Work task 1 >>
Answer these questions about the article on the two New York photographs that follows:
(a) Where was the first photograph taken?
(b) Which newspaper published the second photograph on its front page?
(c) How much time did the people on the subway platform evidently have to react?
Work task 2 >>
Reproduce the passage of the article on the two New York photographs below word for word, starting at "What's the Big" and ending at "would we have?".

Text under study >>
- Opening Delimiter -
This holiday season two different photographs taken in New York City have gone viral, each one representing seemingly the best and the worst of human nature, respectively.
The first photograph was taken by a tourist in Times Square. It depicts a police officer bending over to help a homeless man put on winter boots the officer had just purchased for him. The second photograph was captured by a freelance photographer on a subway platform just a few blocks north of where the first photo was taken. The New York Post, which published the photograph on its front page, has stoked much outrage and existential reflection. The image captured a man about to be hit and killed by an oncoming subway.
While the cop in the first photograph certainly represents a better angel of our nature, we are all seemingly implicated in the second photograph, as David Carr astutely notes. The victim, after all, is not dead yet, but frozen in time moments before his doom, and the haunting photograph is a grim reminder that no one -- including the Post photographer -- reached out to save him.
What's the Big Idea?
As the great media theorist Roland Barthes argued in his final book, Camera Lucida, no other medium captures death quite so well as the photograph. The image of a body frozen in motion and time produces enormous emotional effects on the spectator. The image of the man about to be struck by a train is especially difficult for us to come to terms with.
We would all like to think that had we been in the same position as the other people on the subway platform -- who evidently had somewhere between 60 and 90 seconds to react -- we would have behaved differently. But would we have?
Unlike the trolley problem, which involves the moral dilemma of choosing whether an individual or a group of people will be hit by a train, this dilemma involves a different set of questions. Would you risk your own life? After all, like a drowning man, a desperate man on the tracks might pull you down with him. So this question involves risk-assessment, which is a skill that is taught in rescue training. If you see a lifeless body next to a live power line, for instance, if you rush in to help you could become the next victim.
- Closing Delimiter -
Supplied material >>
- Opening Delimiter -
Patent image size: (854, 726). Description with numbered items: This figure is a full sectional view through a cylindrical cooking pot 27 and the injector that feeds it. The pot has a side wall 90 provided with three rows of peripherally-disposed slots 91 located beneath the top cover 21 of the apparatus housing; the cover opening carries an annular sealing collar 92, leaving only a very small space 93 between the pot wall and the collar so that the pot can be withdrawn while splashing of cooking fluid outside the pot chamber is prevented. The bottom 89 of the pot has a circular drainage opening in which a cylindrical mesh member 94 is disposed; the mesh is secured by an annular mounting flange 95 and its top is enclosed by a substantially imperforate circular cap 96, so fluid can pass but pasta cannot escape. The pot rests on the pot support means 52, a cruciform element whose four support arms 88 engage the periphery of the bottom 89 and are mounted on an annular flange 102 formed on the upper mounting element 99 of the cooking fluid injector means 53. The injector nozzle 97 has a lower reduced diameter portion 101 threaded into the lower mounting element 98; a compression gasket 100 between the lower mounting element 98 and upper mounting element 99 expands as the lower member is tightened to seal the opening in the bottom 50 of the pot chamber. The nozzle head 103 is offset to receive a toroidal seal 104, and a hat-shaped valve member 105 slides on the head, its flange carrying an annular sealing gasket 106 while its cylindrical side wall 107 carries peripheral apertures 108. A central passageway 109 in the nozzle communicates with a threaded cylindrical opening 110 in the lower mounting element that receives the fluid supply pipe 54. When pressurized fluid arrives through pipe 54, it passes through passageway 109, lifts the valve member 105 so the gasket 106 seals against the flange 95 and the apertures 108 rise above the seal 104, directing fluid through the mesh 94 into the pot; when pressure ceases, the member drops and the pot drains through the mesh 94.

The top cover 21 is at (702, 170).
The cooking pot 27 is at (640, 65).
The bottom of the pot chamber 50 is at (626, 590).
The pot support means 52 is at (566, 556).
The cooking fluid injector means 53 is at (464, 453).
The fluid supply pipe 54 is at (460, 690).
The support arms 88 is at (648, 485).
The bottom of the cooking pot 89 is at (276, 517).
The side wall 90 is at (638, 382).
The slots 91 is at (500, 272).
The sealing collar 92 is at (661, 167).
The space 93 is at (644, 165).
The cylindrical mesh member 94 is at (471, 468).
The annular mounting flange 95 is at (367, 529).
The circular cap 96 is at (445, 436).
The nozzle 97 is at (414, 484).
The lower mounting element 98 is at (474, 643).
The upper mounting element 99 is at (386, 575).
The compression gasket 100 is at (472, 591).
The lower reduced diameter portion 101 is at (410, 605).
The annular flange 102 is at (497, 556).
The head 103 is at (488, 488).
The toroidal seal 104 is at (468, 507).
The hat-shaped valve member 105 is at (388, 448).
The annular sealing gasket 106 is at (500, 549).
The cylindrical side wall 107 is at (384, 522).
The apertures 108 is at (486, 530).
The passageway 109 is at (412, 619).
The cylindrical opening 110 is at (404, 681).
- Closing Delimiter -
Exercise response 1 >>
(a) In Times Square.
(b) The New York Post.
(c) Somewhere between 60 and 90 seconds.

Exercise response 2 >>
What's the Big Idea?
As the great media theorist Roland Barthes argued in his final book, Camera Lucida, no other medium captures death quite so well as the photograph. The image of a body frozen in motion and time produces enormous emotional effects on the spectator. The image of the man about to be struck by a train is especially difficult for us to come to terms with.
We would all like to think that had we been in the same position as the other people on the subway platform -- who evidently had somewhere between 60 and 90 seconds to react -- we would have behaved differently. But would we have?